— begin —
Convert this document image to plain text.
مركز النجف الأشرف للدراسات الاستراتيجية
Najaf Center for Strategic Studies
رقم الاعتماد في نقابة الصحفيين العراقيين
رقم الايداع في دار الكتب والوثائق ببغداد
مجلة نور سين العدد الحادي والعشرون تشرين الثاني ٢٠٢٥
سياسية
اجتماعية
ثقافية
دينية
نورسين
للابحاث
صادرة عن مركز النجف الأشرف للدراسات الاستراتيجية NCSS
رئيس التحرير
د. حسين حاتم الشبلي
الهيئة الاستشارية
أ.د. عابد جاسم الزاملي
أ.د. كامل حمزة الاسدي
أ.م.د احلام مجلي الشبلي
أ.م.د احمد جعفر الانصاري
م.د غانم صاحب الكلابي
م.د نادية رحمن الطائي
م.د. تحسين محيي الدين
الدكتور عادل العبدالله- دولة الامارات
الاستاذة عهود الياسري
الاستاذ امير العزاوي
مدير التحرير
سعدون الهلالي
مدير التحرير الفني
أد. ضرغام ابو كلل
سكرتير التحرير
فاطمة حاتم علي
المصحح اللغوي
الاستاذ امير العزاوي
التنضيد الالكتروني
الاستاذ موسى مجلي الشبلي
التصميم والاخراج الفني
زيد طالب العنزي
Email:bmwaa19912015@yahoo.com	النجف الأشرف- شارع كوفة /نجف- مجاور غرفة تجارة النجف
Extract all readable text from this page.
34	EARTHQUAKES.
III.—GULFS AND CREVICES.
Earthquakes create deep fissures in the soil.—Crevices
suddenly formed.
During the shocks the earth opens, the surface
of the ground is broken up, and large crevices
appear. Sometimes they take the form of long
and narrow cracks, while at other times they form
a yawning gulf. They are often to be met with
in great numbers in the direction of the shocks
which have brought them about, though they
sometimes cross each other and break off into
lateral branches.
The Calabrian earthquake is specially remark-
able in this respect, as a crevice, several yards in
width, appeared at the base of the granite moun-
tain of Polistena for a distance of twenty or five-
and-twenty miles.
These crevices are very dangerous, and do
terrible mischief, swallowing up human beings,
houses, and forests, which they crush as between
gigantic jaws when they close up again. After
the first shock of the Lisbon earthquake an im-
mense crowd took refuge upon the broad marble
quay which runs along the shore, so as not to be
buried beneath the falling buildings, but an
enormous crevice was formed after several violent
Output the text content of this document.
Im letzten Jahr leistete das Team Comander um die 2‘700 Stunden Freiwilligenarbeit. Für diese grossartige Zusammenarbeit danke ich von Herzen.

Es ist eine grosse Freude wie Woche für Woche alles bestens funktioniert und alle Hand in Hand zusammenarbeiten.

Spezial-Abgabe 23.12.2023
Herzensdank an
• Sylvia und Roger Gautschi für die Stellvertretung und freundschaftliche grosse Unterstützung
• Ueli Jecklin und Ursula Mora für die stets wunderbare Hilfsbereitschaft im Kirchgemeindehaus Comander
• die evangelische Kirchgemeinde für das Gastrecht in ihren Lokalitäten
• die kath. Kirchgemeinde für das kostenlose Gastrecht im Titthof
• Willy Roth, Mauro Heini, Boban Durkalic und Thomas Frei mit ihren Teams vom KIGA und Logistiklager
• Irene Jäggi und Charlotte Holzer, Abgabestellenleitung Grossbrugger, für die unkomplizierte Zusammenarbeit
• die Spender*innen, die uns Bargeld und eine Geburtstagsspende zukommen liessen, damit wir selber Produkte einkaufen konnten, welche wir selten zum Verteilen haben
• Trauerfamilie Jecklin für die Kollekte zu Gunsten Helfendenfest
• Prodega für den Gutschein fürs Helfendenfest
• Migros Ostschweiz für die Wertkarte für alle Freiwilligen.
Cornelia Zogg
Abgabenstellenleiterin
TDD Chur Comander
— end —
[Job]
Copy out every line where the word "this" occurs.

[Response to the exercise]
Convert this document image to plain text.
Extract all readable text from this page.
able in this respect, as a crevice, several yards in
Output the text content of this document.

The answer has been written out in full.